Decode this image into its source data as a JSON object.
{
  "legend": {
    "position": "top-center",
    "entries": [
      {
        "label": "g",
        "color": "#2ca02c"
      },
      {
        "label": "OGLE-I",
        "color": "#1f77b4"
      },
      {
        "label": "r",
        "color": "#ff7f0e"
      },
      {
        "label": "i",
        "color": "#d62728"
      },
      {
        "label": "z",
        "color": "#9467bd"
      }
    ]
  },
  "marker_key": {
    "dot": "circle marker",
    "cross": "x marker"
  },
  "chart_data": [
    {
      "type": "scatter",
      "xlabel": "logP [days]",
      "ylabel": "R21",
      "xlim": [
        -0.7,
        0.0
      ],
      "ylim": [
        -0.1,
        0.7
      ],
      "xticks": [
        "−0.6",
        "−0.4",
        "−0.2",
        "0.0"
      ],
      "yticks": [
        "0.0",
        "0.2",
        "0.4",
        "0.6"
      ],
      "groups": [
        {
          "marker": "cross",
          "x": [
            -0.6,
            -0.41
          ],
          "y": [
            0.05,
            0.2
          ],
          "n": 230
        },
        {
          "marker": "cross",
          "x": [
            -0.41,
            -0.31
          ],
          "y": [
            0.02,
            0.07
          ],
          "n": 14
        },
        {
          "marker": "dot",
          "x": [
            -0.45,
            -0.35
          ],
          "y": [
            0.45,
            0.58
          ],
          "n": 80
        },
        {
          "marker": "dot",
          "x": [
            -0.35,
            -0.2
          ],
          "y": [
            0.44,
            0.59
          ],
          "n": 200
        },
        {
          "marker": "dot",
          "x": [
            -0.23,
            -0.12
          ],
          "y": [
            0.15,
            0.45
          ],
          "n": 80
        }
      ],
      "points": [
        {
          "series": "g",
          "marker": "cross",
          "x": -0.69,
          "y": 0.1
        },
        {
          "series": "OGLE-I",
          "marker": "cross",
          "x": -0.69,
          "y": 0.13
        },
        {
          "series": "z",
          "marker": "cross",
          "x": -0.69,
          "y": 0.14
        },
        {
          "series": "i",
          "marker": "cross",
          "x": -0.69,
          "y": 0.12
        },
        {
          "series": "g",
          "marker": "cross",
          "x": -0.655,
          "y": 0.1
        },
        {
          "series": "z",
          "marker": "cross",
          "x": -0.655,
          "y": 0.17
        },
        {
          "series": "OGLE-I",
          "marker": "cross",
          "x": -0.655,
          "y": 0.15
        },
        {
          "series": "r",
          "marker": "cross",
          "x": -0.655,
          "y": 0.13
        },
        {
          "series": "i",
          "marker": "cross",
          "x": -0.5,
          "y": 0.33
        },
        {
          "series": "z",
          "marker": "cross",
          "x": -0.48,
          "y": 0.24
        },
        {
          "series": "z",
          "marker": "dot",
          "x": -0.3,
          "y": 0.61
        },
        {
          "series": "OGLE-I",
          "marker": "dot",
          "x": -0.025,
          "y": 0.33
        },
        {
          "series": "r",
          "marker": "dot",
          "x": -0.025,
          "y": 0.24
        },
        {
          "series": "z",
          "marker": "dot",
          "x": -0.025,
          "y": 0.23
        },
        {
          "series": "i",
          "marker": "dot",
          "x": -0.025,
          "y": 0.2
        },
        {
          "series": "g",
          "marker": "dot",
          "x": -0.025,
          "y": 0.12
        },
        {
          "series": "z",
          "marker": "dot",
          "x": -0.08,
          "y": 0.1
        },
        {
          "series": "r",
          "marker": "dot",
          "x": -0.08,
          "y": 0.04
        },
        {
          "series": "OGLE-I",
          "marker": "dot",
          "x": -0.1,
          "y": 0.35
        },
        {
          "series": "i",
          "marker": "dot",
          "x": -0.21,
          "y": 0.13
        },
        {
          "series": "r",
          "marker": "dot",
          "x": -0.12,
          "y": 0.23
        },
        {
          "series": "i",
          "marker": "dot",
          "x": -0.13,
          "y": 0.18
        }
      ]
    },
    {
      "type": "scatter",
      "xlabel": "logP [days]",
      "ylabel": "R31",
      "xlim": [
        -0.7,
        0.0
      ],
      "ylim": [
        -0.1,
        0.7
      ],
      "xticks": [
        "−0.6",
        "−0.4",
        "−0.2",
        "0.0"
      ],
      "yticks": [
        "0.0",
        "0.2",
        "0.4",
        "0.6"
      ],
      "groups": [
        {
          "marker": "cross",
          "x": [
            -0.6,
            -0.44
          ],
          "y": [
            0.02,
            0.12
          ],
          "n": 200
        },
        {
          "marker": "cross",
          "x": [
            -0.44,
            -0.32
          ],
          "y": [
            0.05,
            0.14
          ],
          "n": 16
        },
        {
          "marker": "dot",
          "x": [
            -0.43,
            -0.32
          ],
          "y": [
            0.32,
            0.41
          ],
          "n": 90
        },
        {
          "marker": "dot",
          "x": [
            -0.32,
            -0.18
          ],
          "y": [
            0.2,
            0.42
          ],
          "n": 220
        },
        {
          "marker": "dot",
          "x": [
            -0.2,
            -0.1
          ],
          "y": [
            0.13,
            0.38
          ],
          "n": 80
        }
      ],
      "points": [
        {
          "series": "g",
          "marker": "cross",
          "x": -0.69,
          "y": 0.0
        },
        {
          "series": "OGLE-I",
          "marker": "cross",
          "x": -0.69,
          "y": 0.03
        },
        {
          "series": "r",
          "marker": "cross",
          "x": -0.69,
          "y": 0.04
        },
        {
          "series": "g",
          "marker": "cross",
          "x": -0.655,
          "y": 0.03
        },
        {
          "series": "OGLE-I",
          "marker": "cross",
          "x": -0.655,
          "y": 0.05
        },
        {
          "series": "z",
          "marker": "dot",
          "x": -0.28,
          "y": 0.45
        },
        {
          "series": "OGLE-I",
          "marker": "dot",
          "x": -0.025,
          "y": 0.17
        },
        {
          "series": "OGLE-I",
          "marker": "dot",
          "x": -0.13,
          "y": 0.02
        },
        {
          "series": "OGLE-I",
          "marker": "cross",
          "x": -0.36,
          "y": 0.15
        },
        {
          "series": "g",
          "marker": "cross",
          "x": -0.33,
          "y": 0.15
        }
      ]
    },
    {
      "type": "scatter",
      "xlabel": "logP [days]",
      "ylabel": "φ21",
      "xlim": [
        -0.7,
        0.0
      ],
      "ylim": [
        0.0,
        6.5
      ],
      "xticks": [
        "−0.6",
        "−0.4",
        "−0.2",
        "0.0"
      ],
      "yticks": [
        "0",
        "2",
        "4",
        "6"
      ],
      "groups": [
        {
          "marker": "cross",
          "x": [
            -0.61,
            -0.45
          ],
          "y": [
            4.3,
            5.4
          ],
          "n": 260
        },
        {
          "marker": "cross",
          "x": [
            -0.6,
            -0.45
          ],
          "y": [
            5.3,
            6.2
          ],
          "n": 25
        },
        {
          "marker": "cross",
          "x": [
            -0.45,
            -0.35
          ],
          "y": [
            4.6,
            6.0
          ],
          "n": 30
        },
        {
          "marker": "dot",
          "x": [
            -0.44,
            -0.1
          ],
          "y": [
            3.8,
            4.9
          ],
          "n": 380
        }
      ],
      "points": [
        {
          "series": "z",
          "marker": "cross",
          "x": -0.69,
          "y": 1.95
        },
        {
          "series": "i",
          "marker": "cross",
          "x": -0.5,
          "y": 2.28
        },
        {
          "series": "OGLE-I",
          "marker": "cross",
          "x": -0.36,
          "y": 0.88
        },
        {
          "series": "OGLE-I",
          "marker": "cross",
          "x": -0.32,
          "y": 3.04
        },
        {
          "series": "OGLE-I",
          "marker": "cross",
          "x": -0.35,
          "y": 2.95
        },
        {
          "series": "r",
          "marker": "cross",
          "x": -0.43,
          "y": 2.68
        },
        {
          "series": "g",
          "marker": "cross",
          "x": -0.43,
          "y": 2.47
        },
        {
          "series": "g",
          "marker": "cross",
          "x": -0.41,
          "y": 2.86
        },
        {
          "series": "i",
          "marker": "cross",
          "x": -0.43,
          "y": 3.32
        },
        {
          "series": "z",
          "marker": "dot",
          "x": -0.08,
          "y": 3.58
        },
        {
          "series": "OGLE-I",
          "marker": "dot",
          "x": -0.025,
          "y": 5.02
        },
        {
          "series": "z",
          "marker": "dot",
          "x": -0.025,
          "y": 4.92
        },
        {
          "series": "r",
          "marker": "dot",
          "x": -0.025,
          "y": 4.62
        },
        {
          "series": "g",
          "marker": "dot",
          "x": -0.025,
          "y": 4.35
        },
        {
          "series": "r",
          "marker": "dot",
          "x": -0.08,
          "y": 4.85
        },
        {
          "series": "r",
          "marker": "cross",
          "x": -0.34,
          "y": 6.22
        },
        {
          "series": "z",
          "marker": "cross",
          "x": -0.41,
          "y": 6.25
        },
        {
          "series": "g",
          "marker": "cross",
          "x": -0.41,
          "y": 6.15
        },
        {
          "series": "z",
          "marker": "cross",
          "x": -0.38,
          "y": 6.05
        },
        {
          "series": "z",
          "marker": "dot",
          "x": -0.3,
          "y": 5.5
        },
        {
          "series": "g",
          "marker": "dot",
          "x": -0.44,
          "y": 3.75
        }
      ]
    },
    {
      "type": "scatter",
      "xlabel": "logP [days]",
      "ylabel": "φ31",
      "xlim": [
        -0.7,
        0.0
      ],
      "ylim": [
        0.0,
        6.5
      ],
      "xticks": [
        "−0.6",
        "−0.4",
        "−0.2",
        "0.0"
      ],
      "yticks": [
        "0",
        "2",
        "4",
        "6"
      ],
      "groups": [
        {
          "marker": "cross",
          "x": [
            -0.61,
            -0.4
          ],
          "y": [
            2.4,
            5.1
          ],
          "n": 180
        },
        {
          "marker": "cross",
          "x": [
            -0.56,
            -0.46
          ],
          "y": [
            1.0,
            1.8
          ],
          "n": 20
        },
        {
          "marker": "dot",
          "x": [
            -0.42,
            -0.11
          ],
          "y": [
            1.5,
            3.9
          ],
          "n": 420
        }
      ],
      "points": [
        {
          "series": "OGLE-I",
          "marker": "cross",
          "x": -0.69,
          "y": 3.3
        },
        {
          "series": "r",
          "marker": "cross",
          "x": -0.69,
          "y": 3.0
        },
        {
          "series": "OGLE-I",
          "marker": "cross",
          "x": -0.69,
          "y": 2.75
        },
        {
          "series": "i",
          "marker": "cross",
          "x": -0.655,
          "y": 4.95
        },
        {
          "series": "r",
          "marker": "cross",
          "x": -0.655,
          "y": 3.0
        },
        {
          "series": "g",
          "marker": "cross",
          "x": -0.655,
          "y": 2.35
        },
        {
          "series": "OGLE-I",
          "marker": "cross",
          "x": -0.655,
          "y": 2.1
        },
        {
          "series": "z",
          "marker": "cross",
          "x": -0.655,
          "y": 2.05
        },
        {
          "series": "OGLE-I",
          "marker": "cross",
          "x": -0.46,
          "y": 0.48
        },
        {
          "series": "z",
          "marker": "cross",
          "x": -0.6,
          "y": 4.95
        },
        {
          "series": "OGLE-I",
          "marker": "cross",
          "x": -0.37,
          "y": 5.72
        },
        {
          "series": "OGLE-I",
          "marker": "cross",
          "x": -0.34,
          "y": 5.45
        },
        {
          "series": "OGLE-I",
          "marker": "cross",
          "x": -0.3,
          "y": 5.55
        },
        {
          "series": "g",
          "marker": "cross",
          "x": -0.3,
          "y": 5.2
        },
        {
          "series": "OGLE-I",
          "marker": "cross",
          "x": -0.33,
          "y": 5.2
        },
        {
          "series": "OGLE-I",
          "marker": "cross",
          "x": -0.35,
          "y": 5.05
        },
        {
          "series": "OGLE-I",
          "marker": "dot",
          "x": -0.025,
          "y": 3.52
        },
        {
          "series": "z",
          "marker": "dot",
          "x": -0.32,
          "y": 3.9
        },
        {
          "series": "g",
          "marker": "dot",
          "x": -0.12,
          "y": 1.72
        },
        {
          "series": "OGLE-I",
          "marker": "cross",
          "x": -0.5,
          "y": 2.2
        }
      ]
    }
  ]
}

▬▬▬▬▬▬

TASK DIRECTIONS: Work out the count of lines containing the word "ylabel", then write only that count.

EXERCISE ANSWER: 4